# [Written problem]
Only lines with the word "муниципальных" are needed; collect each of them from the listing below.

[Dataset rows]
##########
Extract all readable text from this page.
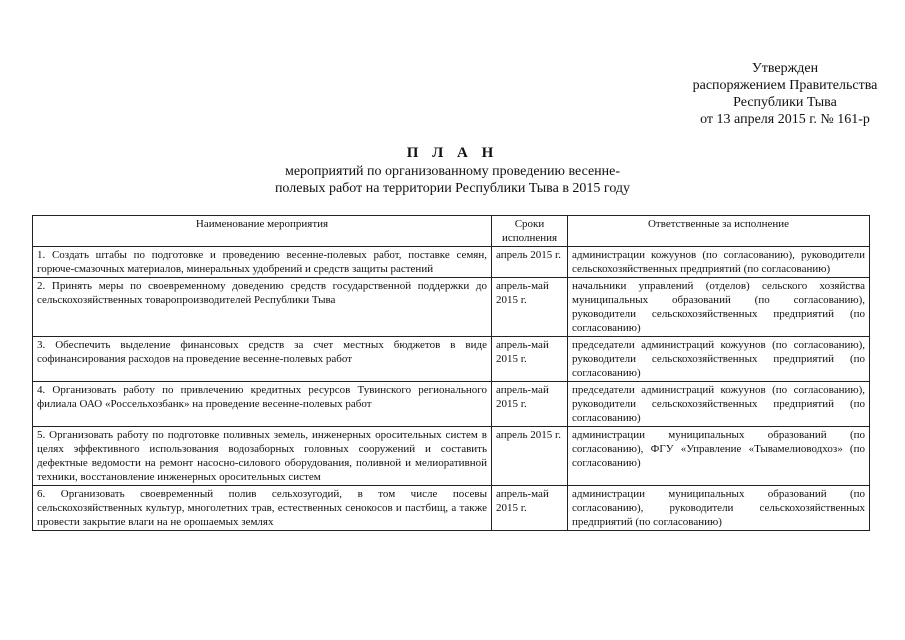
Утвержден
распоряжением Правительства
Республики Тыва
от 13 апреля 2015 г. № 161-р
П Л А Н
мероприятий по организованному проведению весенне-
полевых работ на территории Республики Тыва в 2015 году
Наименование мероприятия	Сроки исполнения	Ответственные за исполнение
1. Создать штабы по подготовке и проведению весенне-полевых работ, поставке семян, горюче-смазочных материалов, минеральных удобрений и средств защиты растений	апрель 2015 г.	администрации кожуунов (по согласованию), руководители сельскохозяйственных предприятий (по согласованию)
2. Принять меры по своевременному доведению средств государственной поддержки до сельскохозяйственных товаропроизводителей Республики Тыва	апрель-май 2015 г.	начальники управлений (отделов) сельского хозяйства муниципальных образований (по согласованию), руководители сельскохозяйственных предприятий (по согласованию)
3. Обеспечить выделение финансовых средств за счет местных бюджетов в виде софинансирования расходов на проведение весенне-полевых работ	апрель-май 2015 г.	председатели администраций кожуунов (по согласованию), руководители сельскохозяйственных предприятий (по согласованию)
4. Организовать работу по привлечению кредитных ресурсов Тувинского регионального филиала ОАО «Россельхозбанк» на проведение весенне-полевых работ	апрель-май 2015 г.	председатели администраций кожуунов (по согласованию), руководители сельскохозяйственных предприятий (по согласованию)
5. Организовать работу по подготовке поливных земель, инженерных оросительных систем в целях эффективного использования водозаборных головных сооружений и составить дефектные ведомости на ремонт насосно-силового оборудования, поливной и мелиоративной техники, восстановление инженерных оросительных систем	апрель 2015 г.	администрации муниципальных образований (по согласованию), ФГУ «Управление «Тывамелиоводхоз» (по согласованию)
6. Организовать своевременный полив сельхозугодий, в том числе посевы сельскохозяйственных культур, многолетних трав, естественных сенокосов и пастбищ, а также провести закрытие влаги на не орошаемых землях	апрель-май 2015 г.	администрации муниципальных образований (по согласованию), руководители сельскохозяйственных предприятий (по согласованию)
##########
# [Exercise result]
2. Принять меры по своевременному доведению средств государственной поддержки до сельскохозяйственных товаропроизводителей Республики Тыва	апрель-май 2015 г.	начальники управлений (отделов) сельского хозяйства муниципальных образований (по согласованию), руководители сельскохозяйственных предприятий (по согласованию)
5. Организовать работу по подготовке поливных земель, инженерных оросительных систем в целях эффективного использования водозаборных головных сооружений и составить дефектные ведомости на ремонт насосно-силового оборудования, поливной и мелиоративной техники, восстановление инженерных оросительных систем	апрель 2015 г.	администрации муниципальных образований (по согласованию), ФГУ «Управление «Тывамелиоводхоз» (по согласованию)
6. Организовать своевременный полив сельхозугодий, в том числе посевы сельскохозяйственных культур, многолетних трав, естественных сенокосов и пастбищ, а также провести закрытие влаги на не орошаемых землях	апрель-май 2015 г.	администрации муниципальных образований (по согласованию), руководители сельскохозяйственных предприятий (по согласованию)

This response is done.